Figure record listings
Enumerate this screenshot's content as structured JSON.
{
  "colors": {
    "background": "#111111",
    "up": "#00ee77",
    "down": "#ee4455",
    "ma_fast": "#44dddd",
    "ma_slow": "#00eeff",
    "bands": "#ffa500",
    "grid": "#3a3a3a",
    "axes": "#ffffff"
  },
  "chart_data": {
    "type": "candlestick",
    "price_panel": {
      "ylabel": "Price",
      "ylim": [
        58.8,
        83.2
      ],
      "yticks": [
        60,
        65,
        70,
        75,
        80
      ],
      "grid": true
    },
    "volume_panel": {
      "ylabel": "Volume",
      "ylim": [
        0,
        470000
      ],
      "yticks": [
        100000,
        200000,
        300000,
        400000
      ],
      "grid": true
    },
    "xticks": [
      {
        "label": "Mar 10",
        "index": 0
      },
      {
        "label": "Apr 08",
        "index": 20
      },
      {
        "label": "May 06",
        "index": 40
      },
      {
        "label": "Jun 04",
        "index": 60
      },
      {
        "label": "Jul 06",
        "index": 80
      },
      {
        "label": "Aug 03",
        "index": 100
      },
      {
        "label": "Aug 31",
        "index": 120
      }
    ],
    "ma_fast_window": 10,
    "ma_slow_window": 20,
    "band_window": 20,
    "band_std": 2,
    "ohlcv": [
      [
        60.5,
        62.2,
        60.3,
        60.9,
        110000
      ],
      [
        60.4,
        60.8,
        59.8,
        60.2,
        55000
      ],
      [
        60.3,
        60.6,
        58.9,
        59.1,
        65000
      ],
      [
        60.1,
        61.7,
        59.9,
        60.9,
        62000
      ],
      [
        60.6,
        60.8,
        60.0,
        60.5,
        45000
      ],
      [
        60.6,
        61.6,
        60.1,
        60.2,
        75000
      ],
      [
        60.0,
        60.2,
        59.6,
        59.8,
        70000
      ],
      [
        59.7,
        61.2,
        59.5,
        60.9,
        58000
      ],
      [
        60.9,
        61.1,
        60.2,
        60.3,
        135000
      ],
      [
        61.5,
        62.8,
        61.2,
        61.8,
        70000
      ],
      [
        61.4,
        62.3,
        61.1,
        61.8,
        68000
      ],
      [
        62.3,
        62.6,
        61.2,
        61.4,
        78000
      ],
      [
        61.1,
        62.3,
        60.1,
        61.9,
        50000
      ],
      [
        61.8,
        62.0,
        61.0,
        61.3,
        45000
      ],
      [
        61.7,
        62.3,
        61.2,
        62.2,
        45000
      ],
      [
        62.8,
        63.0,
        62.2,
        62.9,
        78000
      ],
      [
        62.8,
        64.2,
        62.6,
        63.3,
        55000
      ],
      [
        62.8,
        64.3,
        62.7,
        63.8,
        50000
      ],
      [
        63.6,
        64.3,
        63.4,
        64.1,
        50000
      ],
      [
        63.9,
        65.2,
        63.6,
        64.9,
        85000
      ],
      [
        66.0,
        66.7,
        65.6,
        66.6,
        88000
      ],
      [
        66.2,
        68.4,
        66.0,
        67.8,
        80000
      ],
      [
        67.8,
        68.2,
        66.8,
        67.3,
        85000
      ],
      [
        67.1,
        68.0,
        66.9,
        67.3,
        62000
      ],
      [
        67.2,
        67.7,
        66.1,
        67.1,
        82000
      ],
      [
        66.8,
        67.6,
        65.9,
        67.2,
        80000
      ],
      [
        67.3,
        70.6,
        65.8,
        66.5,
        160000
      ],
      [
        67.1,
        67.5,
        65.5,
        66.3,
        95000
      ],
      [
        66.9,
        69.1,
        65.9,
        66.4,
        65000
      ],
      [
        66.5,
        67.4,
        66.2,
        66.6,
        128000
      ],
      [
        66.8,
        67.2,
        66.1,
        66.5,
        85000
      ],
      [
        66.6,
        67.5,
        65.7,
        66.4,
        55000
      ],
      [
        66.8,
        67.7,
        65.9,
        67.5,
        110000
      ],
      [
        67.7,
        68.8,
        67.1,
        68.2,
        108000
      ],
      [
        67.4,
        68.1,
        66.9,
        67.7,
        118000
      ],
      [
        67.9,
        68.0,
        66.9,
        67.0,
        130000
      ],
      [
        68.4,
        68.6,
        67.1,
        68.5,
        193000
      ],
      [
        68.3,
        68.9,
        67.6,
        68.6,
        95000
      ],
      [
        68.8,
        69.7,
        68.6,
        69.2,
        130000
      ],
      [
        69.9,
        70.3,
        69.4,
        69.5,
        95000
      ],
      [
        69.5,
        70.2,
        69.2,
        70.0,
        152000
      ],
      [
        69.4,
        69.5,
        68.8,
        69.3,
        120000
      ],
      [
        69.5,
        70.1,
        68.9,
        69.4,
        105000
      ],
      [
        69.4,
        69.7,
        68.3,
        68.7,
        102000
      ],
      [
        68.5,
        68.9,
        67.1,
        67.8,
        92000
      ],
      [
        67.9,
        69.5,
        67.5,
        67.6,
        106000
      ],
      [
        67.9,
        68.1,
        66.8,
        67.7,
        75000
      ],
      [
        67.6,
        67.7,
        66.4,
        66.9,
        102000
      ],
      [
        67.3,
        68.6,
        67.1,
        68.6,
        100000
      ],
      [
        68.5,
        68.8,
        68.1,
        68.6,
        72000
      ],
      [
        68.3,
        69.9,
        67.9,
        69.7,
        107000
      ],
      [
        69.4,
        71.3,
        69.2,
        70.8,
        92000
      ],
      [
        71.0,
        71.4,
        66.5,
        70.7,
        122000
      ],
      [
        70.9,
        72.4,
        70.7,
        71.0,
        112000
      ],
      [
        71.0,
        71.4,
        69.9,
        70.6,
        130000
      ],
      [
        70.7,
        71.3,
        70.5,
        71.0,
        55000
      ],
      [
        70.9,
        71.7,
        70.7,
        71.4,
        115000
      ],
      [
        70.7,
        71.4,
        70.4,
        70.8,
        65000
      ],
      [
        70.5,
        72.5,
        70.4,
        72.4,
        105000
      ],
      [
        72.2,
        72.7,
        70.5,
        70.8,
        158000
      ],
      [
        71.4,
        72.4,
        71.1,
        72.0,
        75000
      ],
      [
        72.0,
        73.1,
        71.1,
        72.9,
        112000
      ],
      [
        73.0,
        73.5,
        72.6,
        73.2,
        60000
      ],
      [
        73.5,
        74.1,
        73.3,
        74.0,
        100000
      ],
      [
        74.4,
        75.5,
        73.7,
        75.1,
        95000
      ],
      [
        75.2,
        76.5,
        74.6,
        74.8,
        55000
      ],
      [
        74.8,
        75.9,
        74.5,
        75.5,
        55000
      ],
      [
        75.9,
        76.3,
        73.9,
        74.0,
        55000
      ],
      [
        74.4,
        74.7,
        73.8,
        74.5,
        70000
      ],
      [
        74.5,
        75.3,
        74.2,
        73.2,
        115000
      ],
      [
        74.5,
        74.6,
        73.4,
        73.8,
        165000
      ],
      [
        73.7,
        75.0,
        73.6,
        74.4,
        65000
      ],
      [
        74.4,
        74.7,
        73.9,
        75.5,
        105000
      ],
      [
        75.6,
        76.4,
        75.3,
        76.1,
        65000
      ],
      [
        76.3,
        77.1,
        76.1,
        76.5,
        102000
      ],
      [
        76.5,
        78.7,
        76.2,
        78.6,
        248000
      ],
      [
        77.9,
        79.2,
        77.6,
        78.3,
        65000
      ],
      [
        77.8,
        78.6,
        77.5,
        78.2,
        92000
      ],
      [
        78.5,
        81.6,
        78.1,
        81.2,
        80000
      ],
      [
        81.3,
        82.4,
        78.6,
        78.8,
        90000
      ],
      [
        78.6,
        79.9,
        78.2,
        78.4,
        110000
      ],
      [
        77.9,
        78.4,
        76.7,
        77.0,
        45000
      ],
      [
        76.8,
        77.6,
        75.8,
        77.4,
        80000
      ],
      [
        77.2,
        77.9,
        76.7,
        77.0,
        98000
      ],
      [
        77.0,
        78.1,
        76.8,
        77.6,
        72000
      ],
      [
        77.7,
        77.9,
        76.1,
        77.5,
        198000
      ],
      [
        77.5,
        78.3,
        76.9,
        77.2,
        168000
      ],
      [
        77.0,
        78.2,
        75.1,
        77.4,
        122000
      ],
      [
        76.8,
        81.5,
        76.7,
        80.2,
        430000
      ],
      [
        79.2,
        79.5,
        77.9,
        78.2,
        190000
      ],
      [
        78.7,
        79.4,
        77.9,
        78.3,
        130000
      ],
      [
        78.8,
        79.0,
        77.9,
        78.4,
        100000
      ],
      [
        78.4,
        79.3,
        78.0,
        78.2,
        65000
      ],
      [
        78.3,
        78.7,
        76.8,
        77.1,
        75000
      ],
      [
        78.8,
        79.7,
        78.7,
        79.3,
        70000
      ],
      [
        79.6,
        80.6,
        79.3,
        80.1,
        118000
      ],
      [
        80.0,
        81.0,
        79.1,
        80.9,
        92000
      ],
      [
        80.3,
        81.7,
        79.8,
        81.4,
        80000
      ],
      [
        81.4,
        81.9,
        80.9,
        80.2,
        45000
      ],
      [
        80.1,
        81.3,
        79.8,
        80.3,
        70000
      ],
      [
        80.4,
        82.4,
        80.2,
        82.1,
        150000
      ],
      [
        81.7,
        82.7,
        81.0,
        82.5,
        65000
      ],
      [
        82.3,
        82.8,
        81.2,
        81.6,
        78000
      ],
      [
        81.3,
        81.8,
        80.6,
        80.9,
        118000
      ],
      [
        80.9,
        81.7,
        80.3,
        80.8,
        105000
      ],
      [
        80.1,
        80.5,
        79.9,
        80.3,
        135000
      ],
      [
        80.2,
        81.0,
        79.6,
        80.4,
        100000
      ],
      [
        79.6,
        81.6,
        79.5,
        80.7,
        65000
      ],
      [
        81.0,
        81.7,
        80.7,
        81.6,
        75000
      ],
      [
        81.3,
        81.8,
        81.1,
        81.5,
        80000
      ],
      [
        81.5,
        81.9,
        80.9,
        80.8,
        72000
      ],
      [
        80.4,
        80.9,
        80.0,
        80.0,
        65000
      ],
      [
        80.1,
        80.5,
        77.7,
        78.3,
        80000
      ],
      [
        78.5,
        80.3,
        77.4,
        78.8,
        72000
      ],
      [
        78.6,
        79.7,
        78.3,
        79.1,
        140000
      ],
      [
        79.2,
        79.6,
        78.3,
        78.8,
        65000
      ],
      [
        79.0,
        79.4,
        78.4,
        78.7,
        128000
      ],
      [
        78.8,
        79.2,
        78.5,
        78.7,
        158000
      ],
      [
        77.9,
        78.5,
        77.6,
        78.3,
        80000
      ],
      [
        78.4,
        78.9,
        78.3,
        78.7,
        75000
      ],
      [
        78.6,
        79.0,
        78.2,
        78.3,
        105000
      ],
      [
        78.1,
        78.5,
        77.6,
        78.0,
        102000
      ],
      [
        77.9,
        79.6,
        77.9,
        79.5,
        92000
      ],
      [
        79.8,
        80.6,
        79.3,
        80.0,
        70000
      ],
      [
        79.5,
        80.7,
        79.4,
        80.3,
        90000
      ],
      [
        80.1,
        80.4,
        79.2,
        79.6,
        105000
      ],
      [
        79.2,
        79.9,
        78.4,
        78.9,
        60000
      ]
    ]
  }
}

Request
Which lines contain the word "index"? Return each of them.

Answer for the task
        "index": 0
        "index": 20
        "index": 40
        "index": 60
        "index": 80
        "index": 100
        "index": 120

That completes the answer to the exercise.